**Exercise description**
Write out the records below once more, exactly as they stand.

Dataset items

------------------------

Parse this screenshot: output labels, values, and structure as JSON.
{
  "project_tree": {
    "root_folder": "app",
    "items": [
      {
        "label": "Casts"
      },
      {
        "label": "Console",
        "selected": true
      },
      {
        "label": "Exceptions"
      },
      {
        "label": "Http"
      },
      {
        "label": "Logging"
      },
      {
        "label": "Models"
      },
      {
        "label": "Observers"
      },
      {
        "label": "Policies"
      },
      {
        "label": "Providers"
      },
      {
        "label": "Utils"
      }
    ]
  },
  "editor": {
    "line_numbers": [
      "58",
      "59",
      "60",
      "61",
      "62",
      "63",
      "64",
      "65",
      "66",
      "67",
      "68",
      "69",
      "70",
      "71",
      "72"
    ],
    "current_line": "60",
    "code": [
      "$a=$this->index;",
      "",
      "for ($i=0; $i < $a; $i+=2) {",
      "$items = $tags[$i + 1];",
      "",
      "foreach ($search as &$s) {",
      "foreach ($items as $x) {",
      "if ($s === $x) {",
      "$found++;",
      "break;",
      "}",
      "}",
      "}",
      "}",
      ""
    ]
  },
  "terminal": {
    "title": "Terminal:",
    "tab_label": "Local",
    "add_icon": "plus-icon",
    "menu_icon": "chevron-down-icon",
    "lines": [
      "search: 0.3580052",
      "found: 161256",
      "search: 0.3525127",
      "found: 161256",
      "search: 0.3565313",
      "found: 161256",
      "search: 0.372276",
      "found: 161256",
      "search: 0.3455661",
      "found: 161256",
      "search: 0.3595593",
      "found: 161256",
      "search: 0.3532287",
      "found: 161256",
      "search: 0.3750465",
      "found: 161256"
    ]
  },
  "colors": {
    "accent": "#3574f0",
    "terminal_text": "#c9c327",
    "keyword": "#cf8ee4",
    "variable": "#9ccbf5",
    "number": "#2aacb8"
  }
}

------------------------

**Full solution**
Parse this screenshot: output labels, values, and structure as JSON.
{
  "project_tree": {
    "root_folder": "app",
    "items": [
      {
        "label": "Casts"
      },
      {
        "label": "Console",
        "selected": true
      },
      {
        "label": "Exceptions"
      },
      {
        "label": "Http"
      },
      {
        "label": "Logging"
      },
      {
        "label": "Models"
      },
      {
        "label": "Observers"
      },
      {
        "label": "Policies"
      },
      {
        "label": "Providers"
      },
      {
        "label": "Utils"
      }
    ]
  },
  "editor": {
    "line_numbers": [
      "58",
      "59",
      "60",
      "61",
      "62",
      "63",
      "64",
      "65",
      "66",
      "67",
      "68",
      "69",
      "70",
      "71",
      "72"
    ],
    "current_line": "60",
    "code": [
      "$a=$this->index;",
      "",
      "for ($i=0; $i < $a; $i+=2) {",
      "$items = $tags[$i + 1];",
      "",
      "foreach ($search as &$s) {",
      "foreach ($items as $x) {",
      "if ($s === $x) {",
      "$found++;",
      "break;",
      "}",
      "}",
      "}",
      "}",
      ""
    ]
  },
  "terminal": {
    "title": "Terminal:",
    "tab_label": "Local",
    "add_icon": "plus-icon",
    "menu_icon": "chevron-down-icon",
    "lines": [
      "search: 0.3580052",
      "found: 161256",
      "search: 0.3525127",
      "found: 161256",
      "search: 0.3565313",
      "found: 161256",
      "search: 0.372276",
      "found: 161256",
      "search: 0.3455661",
      "found: 161256",
      "search: 0.3595593",
      "found: 161256",
      "search: 0.3532287",
      "found: 161256",
      "search: 0.3750465",
      "found: 161256"
    ]
  },
  "colors": {
    "accent": "#3574f0",
    "terminal_text": "#c9c327",
    "keyword": "#cf8ee4",
    "variable": "#9ccbf5",
    "number": "#2aacb8"
  }
}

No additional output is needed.